— START OF THE RECORDS —

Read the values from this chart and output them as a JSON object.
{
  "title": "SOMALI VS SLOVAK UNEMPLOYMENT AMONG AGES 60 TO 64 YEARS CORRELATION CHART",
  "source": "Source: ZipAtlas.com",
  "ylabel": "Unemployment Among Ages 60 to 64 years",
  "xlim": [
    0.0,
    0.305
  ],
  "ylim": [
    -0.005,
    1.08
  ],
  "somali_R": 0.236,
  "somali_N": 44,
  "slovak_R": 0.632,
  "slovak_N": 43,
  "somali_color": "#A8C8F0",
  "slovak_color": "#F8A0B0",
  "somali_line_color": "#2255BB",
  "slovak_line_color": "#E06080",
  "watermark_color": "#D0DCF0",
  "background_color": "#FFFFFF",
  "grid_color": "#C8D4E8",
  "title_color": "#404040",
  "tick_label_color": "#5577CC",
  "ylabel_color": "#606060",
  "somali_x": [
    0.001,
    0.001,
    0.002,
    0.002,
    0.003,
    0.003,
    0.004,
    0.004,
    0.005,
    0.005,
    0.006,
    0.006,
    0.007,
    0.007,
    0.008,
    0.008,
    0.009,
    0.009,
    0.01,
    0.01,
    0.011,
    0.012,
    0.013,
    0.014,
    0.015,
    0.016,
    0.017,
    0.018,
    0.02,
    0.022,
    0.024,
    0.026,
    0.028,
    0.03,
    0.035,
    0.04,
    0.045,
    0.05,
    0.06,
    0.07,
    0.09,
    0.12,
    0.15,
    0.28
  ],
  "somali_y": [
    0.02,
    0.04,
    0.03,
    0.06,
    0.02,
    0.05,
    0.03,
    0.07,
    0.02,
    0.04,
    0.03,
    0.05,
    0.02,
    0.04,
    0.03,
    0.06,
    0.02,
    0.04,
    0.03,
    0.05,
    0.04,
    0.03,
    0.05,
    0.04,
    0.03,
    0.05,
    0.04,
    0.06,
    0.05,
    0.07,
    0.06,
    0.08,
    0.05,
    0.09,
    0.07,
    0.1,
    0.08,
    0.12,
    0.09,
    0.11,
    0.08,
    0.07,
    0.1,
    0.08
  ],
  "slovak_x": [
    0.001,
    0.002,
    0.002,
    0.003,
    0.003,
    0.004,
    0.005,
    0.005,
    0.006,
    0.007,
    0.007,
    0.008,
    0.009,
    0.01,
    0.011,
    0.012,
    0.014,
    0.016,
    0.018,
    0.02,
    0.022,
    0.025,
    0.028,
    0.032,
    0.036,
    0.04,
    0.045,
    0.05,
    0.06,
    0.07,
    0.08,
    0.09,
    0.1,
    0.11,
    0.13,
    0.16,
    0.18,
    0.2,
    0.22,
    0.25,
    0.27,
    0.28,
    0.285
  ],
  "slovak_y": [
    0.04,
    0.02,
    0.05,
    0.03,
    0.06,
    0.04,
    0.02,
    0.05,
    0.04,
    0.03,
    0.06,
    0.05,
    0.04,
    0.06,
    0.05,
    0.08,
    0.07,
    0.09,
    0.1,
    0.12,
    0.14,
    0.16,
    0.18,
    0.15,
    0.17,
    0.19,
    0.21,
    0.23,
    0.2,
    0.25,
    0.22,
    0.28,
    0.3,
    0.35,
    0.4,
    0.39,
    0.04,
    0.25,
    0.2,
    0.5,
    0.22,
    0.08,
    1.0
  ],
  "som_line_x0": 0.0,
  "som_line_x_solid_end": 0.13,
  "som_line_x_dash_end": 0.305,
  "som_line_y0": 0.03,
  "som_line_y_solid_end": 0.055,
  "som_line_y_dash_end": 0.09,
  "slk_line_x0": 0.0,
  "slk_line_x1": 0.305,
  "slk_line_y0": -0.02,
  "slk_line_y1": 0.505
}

— END OF THE RECORDS —

• INSTRUCTION:
Repeat the data exactly. Leave nothing out.

• SOLUTION TO THE PROBLEM:
Read the values from this chart and output them as a JSON object.
{
  "title": "SOMALI VS SLOVAK UNEMPLOYMENT AMONG AGES 60 TO 64 YEARS CORRELATION CHART",
  "source": "Source: ZipAtlas.com",
  "ylabel": "Unemployment Among Ages 60 to 64 years",
  "xlim": [
    0.0,
    0.305
  ],
  "ylim": [
    -0.005,
    1.08
  ],
  "somali_R": 0.236,
  "somali_N": 44,
  "slovak_R": 0.632,
  "slovak_N": 43,
  "somali_color": "#A8C8F0",
  "slovak_color": "#F8A0B0",
  "somali_line_color": "#2255BB",
  "slovak_line_color": "#E06080",
  "watermark_color": "#D0DCF0",
  "background_color": "#FFFFFF",
  "grid_color": "#C8D4E8",
  "title_color": "#404040",
  "tick_label_color": "#5577CC",
  "ylabel_color": "#606060",
  "somali_x": [
    0.001,
    0.001,
    0.002,
    0.002,
    0.003,
    0.003,
    0.004,
    0.004,
    0.005,
    0.005,
    0.006,
    0.006,
    0.007,
    0.007,
    0.008,
    0.008,
    0.009,
    0.009,
    0.01,
    0.01,
    0.011,
    0.012,
    0.013,
    0.014,
    0.015,
    0.016,
    0.017,
    0.018,
    0.02,
    0.022,
    0.024,
    0.026,
    0.028,
    0.03,
    0.035,
    0.04,
    0.045,
    0.05,
    0.06,
    0.07,
    0.09,
    0.12,
    0.15,
    0.28
  ],
  "somali_y": [
    0.02,
    0.04,
    0.03,
    0.06,
    0.02,
    0.05,
    0.03,
    0.07,
    0.02,
    0.04,
    0.03,
    0.05,
    0.02,
    0.04,
    0.03,
    0.06,
    0.02,
    0.04,
    0.03,
    0.05,
    0.04,
    0.03,
    0.05,
    0.04,
    0.03,
    0.05,
    0.04,
    0.06,
    0.05,
    0.07,
    0.06,
    0.08,
    0.05,
    0.09,
    0.07,
    0.1,
    0.08,
    0.12,
    0.09,
    0.11,
    0.08,
    0.07,
    0.1,
    0.08
  ],
  "slovak_x": [
    0.001,
    0.002,
    0.002,
    0.003,
    0.003,
    0.004,
    0.005,
    0.005,
    0.006,
    0.007,
    0.007,
    0.008,
    0.009,
    0.01,
    0.011,
    0.012,
    0.014,
    0.016,
    0.018,
    0.02,
    0.022,
    0.025,
    0.028,
    0.032,
    0.036,
    0.04,
    0.045,
    0.05,
    0.06,
    0.07,
    0.08,
    0.09,
    0.1,
    0.11,
    0.13,
    0.16,
    0.18,
    0.2,
    0.22,
    0.25,
    0.27,
    0.28,
    0.285
  ],
  "slovak_y": [
    0.04,
    0.02,
    0.05,
    0.03,
    0.06,
    0.04,
    0.02,
    0.05,
    0.04,
    0.03,
    0.06,
    0.05,
    0.04,
    0.06,
    0.05,
    0.08,
    0.07,
    0.09,
    0.1,
    0.12,
    0.14,
    0.16,
    0.18,
    0.15,
    0.17,
    0.19,
    0.21,
    0.23,
    0.2,
    0.25,
    0.22,
    0.28,
    0.3,
    0.35,
    0.4,
    0.39,
    0.04,
    0.25,
    0.2,
    0.5,
    0.22,
    0.08,
    1.0
  ],
  "som_line_x0": 0.0,
  "som_line_x_solid_end": 0.13,
  "som_line_x_dash_end": 0.305,
  "som_line_y0": 0.03,
  "som_line_y_solid_end": 0.055,
  "som_line_y_dash_end": 0.09,
  "slk_line_x0": 0.0,
  "slk_line_x1": 0.305,
  "slk_line_y0": -0.02,
  "slk_line_y1": 0.505
}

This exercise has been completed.